## EXERCISE REQUIREMENTS
Look through the data below. Collect every line where the word "luật" occurs.

━━ THE DATA ━━

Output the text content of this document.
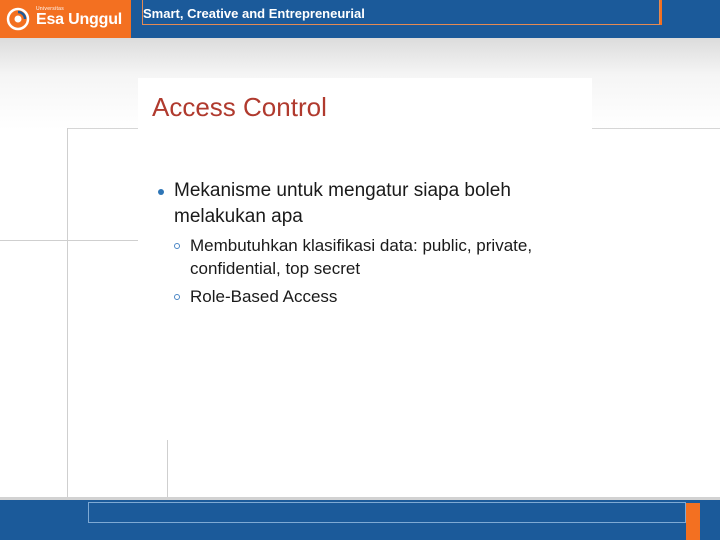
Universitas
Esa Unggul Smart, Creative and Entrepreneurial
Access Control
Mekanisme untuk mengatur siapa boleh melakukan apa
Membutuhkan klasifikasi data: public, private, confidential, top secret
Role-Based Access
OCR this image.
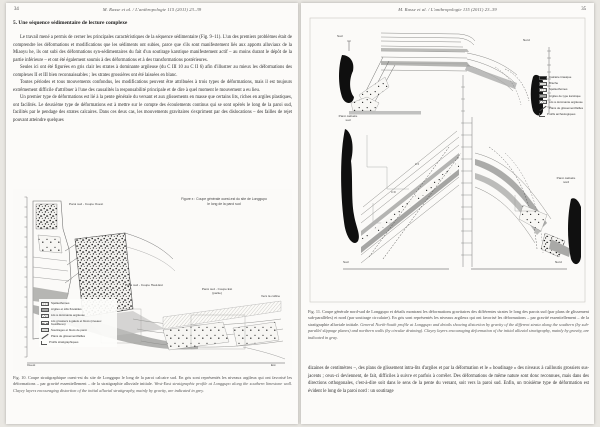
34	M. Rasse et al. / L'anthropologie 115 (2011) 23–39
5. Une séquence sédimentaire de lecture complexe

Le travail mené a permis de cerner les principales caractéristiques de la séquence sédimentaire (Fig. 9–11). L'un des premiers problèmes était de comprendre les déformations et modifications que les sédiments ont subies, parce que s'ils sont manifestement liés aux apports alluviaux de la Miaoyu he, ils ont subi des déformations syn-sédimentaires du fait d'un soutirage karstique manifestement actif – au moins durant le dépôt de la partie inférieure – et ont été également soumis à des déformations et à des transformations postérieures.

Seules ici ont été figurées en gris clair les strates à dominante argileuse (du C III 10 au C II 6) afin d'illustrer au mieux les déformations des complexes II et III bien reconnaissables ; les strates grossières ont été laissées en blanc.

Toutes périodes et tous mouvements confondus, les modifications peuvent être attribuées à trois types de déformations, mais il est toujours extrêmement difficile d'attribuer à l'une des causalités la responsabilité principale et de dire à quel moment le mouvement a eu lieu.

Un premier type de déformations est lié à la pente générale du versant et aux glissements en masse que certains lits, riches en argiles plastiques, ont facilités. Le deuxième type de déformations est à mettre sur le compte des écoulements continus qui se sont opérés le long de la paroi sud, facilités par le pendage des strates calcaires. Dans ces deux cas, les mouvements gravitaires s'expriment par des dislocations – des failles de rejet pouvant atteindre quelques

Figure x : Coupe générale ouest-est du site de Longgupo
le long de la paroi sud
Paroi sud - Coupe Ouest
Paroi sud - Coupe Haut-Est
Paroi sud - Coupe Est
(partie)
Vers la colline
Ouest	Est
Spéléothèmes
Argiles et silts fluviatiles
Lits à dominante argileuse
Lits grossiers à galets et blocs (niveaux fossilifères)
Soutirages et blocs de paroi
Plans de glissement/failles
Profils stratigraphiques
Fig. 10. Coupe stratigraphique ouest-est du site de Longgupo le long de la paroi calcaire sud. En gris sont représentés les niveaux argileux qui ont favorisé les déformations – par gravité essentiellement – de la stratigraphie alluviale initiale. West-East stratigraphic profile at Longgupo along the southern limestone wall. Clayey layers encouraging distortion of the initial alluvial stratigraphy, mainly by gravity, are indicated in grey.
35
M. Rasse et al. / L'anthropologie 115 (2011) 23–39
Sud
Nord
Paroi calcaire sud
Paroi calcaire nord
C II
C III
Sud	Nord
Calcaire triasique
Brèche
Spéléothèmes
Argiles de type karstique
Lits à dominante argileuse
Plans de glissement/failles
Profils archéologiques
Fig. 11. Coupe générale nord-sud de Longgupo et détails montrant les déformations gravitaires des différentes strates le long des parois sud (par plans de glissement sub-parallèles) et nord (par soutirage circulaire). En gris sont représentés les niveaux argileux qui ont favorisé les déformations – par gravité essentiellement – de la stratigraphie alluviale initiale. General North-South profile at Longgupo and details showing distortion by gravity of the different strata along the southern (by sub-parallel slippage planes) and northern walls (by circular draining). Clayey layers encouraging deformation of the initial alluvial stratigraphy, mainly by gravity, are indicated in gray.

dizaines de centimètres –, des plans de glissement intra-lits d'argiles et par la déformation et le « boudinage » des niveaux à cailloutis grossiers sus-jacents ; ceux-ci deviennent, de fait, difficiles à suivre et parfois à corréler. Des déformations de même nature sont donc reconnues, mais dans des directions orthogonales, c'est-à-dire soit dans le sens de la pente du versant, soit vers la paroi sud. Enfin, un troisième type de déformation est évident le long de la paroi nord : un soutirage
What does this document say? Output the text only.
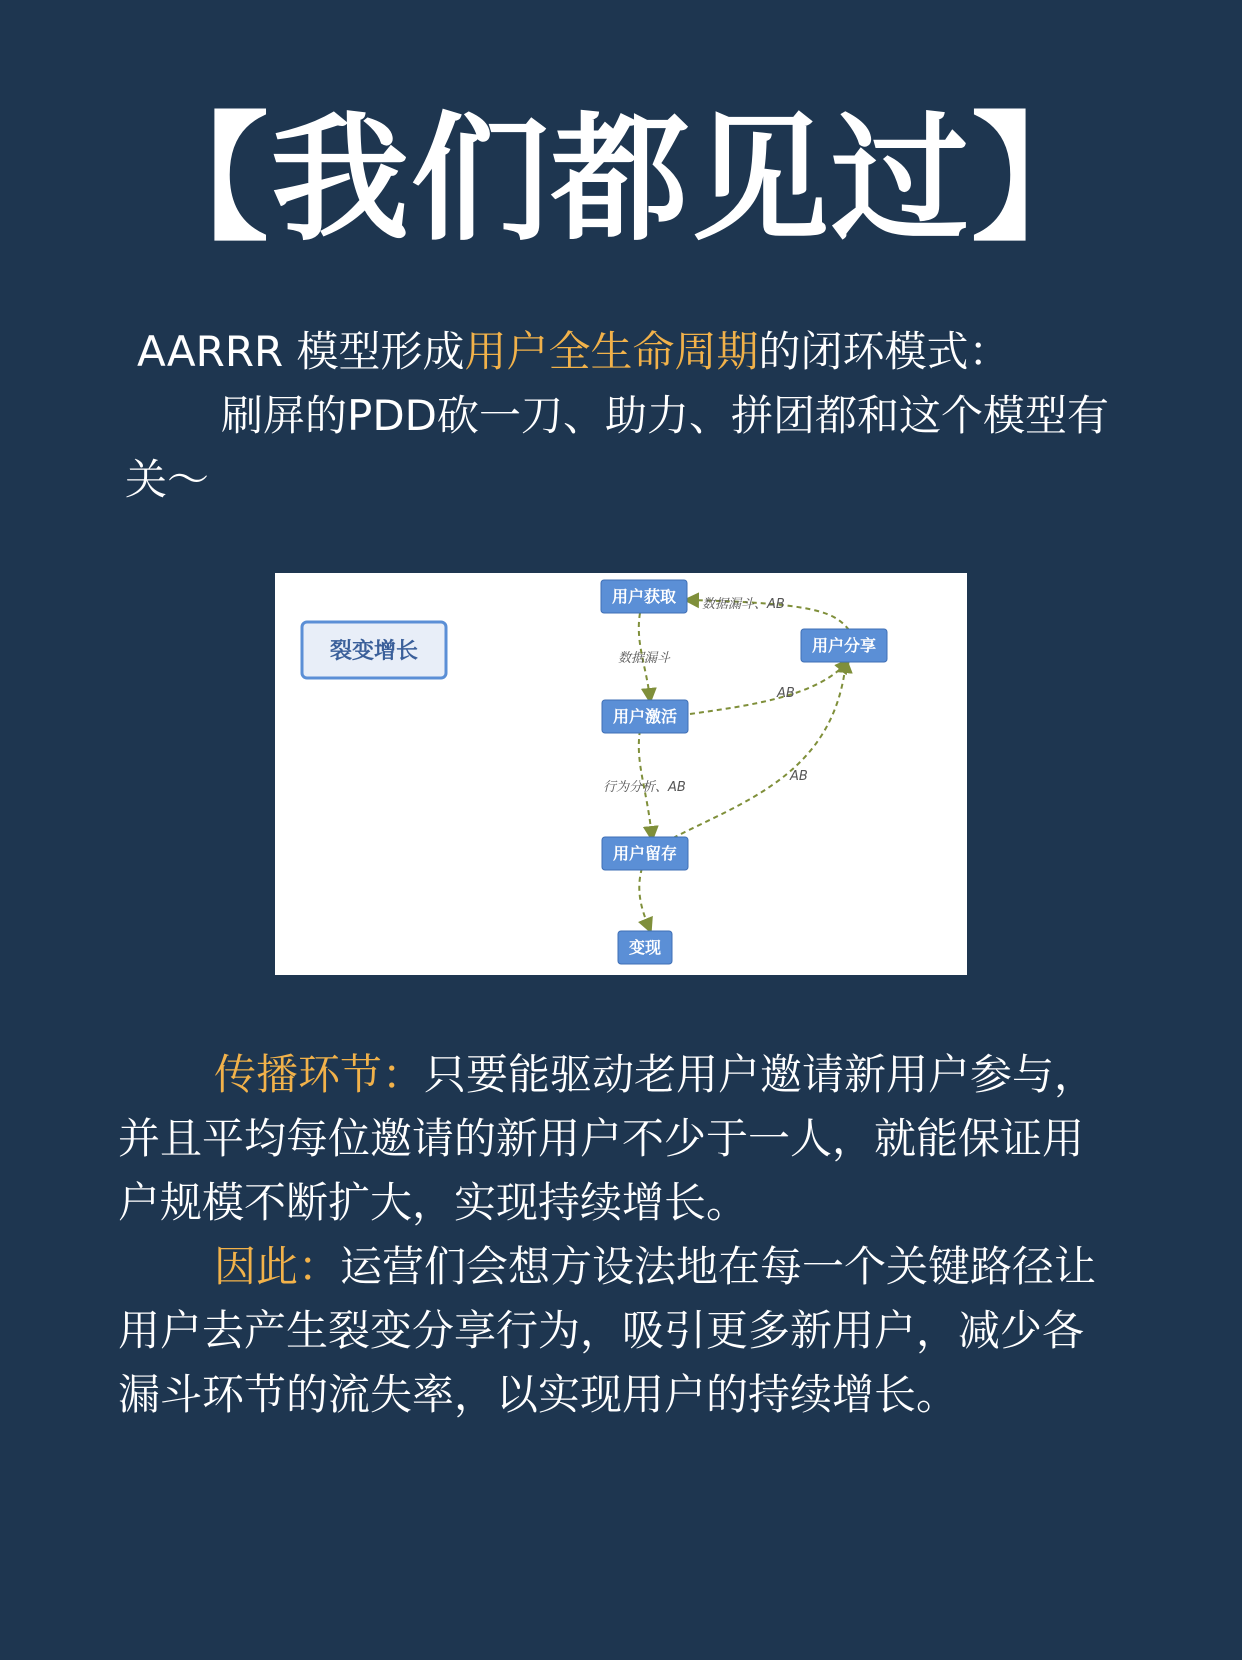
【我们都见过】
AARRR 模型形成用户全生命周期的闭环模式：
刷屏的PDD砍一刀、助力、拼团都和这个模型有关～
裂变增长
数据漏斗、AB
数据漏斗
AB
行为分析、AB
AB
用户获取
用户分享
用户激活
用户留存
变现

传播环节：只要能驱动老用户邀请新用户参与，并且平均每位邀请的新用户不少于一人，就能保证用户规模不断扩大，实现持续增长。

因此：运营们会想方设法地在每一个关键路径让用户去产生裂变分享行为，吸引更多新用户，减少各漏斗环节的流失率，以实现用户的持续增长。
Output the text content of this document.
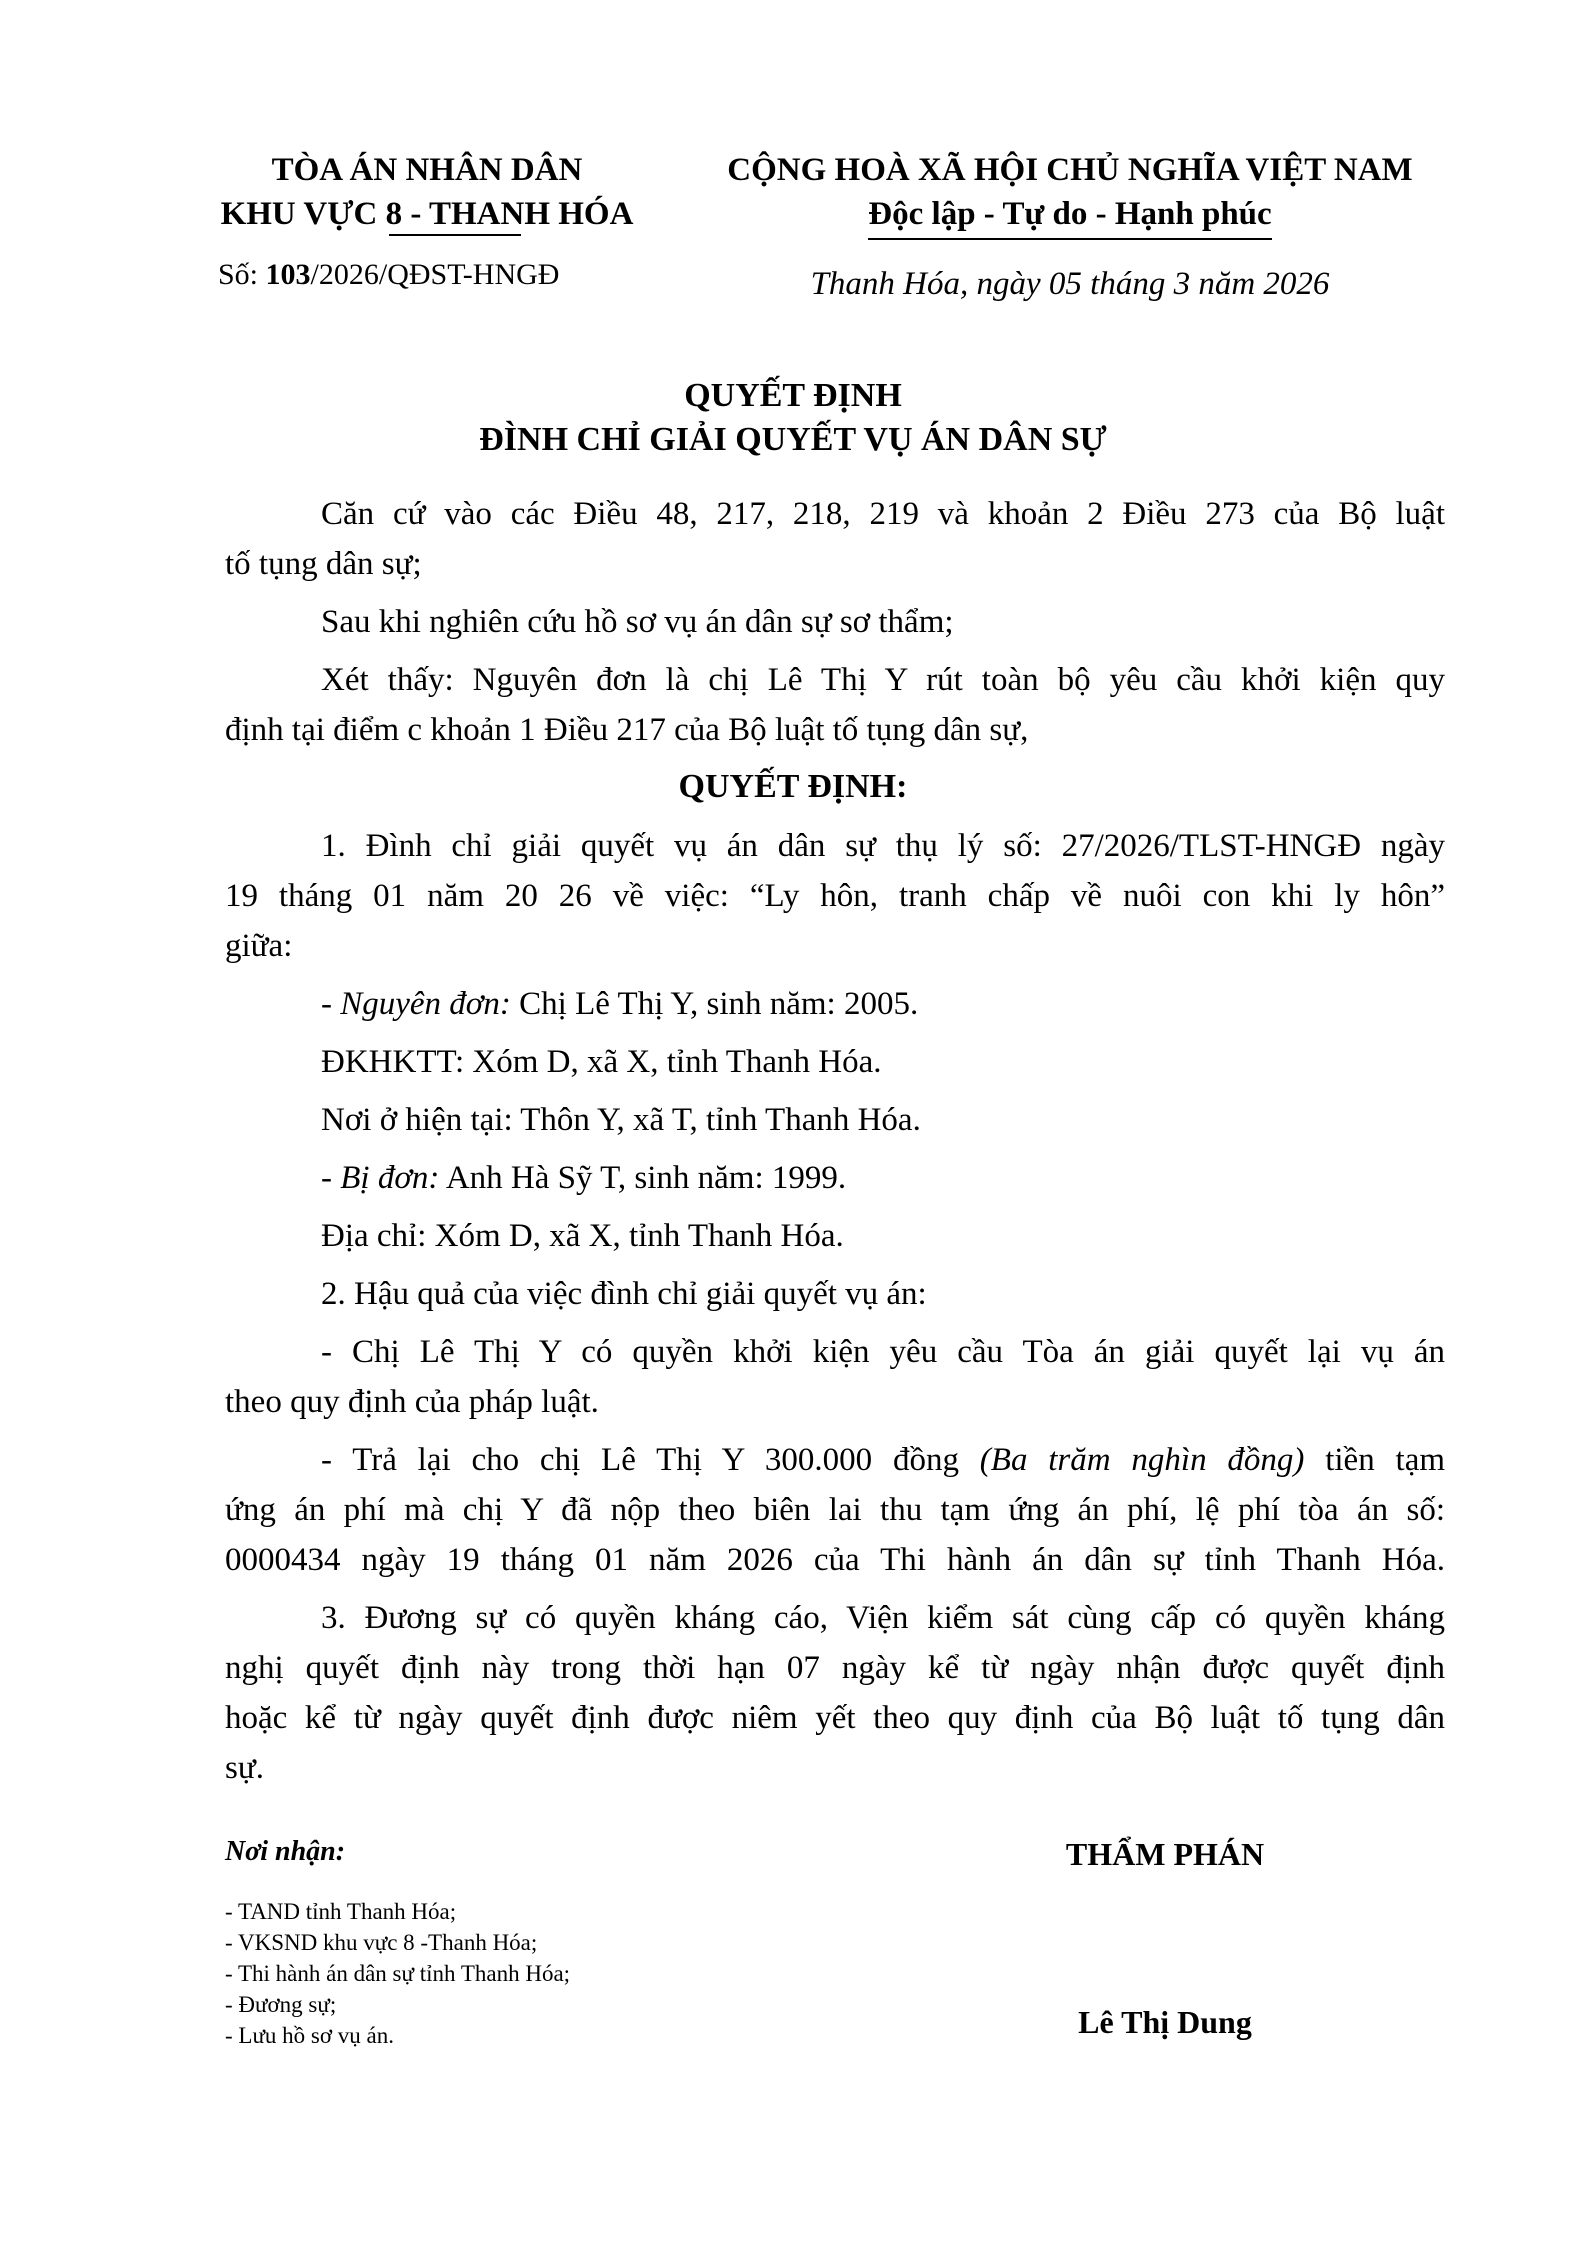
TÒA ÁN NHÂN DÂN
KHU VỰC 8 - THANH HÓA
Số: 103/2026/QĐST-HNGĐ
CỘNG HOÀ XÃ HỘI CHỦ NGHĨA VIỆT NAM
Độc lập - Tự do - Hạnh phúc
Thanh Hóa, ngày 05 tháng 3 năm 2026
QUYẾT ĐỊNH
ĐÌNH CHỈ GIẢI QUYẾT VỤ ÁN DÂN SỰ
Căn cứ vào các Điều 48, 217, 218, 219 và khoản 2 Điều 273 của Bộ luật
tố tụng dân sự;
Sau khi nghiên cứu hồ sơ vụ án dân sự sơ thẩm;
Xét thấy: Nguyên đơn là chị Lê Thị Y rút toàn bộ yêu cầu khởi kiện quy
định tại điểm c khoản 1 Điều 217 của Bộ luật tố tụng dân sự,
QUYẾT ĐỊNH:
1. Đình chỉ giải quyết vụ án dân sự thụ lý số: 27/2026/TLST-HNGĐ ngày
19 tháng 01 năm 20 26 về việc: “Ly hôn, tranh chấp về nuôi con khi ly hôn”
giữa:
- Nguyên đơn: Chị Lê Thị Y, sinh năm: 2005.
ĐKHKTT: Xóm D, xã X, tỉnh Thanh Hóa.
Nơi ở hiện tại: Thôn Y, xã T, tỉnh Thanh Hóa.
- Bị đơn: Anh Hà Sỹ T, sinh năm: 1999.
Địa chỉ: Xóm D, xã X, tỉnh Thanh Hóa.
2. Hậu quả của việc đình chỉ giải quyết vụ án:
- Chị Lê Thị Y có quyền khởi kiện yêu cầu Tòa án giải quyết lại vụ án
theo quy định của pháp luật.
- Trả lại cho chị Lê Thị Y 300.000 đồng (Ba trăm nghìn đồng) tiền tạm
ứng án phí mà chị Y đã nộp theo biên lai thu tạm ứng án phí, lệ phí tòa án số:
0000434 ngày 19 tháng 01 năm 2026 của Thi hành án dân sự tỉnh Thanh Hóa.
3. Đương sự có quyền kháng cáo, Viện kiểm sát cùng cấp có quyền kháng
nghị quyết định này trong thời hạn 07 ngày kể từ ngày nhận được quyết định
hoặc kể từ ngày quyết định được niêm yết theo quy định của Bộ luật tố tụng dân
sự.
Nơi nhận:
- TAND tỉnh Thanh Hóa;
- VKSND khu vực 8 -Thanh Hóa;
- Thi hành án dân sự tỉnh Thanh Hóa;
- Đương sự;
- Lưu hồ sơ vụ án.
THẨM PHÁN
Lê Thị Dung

━━━

## OUTPUT
Căn cứ vào các Điều 48, 217, 218, 219 và khoản 2 Điều 273 của Bộ luật
định tại điểm c khoản 1 Điều 217 của Bộ luật tố tụng dân sự,
theo quy định của pháp luật.
hoặc kể từ ngày quyết định được niêm yết theo quy định của Bộ luật tố tụng dân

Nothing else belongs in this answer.